*Problem to solve*.
Find and return each line containing "неудачи".

*Record set*.
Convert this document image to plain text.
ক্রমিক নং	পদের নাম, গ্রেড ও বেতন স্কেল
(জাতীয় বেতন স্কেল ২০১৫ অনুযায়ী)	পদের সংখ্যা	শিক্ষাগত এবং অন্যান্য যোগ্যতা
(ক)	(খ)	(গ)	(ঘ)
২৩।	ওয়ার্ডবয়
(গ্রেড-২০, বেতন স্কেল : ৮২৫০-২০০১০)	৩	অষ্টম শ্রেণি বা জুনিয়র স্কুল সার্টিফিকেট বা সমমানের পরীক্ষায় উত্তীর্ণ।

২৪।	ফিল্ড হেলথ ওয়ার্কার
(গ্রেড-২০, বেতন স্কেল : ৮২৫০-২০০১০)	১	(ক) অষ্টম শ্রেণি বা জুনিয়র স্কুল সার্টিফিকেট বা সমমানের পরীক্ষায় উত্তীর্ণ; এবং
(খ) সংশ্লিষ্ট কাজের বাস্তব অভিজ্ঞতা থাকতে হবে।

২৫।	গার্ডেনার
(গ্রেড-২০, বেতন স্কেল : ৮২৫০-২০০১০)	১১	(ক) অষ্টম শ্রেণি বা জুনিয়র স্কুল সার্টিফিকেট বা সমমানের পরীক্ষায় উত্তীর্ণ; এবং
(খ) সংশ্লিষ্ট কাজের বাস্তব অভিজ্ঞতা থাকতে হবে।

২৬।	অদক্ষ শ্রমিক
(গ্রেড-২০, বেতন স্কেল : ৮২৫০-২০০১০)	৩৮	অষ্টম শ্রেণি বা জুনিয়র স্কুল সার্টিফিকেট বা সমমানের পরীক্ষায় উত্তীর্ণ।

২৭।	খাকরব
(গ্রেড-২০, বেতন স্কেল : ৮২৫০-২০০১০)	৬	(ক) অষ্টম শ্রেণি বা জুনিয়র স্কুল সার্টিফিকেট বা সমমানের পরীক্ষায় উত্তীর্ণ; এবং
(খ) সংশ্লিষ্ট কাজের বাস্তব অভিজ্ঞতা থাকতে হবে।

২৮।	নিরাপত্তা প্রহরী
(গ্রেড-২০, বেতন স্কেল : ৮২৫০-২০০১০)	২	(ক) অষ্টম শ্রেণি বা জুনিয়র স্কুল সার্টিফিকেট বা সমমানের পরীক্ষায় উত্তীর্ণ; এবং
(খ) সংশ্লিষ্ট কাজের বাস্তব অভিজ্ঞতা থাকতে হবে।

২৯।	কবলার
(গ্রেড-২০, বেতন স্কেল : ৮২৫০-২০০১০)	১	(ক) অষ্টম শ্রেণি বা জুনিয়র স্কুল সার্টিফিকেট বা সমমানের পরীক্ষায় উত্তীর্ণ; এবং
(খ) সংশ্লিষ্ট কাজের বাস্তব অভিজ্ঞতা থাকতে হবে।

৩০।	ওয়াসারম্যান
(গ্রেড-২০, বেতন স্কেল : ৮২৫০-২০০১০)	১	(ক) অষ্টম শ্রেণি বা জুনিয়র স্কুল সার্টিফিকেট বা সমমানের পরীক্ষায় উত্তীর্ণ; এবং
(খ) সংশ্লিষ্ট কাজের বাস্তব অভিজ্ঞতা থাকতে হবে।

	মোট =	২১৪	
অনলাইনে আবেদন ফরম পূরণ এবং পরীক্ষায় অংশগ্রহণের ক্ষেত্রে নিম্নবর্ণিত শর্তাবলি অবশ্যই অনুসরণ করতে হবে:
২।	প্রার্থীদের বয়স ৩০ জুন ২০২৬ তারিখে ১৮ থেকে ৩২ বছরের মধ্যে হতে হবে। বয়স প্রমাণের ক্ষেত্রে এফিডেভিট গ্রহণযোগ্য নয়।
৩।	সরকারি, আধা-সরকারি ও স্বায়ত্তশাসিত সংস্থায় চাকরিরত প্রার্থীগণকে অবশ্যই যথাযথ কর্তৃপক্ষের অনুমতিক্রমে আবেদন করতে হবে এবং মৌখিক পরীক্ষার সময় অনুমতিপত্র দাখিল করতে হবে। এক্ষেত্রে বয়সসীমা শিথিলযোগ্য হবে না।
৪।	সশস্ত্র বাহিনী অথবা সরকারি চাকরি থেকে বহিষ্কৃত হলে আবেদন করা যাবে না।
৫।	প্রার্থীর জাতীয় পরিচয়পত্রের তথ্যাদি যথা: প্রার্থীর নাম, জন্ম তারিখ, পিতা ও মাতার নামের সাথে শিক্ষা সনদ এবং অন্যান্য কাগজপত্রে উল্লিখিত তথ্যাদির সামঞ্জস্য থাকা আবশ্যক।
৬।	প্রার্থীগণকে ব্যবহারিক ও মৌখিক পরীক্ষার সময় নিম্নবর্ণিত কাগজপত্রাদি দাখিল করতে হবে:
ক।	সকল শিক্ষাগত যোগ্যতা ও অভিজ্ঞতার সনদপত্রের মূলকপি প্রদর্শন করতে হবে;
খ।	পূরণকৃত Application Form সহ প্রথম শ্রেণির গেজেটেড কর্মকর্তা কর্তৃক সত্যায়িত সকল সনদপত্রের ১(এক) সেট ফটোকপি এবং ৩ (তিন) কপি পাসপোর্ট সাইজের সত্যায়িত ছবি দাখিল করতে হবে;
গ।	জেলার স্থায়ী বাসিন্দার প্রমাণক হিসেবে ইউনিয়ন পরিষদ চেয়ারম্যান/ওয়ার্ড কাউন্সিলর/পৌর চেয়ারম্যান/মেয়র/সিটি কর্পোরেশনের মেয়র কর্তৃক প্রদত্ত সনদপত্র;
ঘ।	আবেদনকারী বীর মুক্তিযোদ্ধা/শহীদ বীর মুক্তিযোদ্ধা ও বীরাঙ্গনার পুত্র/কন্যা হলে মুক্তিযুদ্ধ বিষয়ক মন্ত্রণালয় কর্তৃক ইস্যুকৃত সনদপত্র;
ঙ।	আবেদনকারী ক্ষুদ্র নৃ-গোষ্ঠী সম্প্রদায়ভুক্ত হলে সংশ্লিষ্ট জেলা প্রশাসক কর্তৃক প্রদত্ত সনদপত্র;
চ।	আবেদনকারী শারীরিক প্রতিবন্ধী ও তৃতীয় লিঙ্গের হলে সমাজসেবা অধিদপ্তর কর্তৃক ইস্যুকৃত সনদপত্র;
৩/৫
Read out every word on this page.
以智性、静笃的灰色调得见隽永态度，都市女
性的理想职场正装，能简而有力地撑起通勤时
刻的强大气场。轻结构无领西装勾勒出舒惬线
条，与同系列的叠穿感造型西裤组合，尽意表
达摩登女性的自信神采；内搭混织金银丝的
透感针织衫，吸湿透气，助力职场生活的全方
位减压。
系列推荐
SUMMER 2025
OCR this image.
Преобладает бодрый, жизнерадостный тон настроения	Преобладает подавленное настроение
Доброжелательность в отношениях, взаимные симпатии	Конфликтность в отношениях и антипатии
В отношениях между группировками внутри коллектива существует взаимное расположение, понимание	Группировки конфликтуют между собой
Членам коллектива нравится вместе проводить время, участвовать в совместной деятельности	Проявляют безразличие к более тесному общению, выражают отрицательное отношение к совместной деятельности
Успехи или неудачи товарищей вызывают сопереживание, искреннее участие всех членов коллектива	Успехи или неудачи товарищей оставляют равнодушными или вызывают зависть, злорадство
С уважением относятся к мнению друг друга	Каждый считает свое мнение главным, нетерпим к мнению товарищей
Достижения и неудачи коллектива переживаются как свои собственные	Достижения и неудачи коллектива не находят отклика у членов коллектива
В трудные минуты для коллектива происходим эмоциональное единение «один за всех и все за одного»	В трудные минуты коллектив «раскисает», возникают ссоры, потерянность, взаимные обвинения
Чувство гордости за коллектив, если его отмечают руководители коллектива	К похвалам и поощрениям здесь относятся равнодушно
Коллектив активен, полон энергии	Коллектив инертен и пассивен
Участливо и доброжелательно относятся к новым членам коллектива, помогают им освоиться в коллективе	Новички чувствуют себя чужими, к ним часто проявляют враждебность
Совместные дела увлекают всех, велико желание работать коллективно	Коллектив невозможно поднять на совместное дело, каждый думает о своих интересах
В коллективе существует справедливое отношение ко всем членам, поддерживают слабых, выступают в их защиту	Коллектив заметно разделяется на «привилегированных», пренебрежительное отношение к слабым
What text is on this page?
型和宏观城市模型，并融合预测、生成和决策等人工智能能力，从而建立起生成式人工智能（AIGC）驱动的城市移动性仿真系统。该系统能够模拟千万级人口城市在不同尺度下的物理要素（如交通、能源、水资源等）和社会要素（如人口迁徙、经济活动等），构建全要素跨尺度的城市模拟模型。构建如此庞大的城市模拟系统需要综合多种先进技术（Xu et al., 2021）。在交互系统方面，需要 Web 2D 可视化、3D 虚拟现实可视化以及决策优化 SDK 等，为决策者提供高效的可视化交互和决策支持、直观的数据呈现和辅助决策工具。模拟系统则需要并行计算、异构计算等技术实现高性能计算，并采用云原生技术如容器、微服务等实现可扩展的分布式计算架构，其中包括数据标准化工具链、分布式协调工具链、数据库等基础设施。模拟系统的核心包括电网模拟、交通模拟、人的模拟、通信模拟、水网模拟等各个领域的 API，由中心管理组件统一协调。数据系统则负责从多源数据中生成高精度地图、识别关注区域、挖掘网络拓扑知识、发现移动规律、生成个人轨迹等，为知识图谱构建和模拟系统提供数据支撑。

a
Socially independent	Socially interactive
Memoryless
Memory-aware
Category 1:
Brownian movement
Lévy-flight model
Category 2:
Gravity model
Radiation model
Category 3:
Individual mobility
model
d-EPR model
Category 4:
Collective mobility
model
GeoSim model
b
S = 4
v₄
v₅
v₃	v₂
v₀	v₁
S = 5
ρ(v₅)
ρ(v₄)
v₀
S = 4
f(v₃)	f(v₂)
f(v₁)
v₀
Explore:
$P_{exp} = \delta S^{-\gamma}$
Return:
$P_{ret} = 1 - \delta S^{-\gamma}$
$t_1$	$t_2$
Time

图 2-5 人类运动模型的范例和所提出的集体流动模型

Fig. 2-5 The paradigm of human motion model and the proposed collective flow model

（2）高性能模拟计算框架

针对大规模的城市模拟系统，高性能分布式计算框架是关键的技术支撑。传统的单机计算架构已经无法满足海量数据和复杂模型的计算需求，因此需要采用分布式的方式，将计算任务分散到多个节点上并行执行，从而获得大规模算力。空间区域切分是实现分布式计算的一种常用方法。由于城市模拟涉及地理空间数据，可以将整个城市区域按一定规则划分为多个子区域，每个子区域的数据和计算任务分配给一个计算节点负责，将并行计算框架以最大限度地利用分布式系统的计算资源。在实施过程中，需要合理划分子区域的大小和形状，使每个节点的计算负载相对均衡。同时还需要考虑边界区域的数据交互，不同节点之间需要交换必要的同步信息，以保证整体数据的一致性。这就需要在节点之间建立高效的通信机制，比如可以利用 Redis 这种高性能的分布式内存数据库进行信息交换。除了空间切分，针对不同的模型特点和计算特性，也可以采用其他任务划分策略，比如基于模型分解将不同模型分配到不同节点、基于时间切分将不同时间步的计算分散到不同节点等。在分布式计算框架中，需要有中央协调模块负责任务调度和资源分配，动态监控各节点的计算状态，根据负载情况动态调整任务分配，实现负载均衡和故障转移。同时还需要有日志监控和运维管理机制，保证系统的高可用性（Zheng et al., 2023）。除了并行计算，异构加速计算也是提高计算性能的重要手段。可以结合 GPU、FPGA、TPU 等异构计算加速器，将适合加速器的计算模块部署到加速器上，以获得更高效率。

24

*Full answer*.
Успехи или неудачи товарищей вызывают сопереживание, искреннее участие всех членов коллектива	Успехи или неудачи товарищей оставляют равнодушными или вызывают зависть, злорадство
Достижения и неудачи коллектива переживаются как свои собственные	Достижения и неудачи коллектива не находят отклика у членов коллектива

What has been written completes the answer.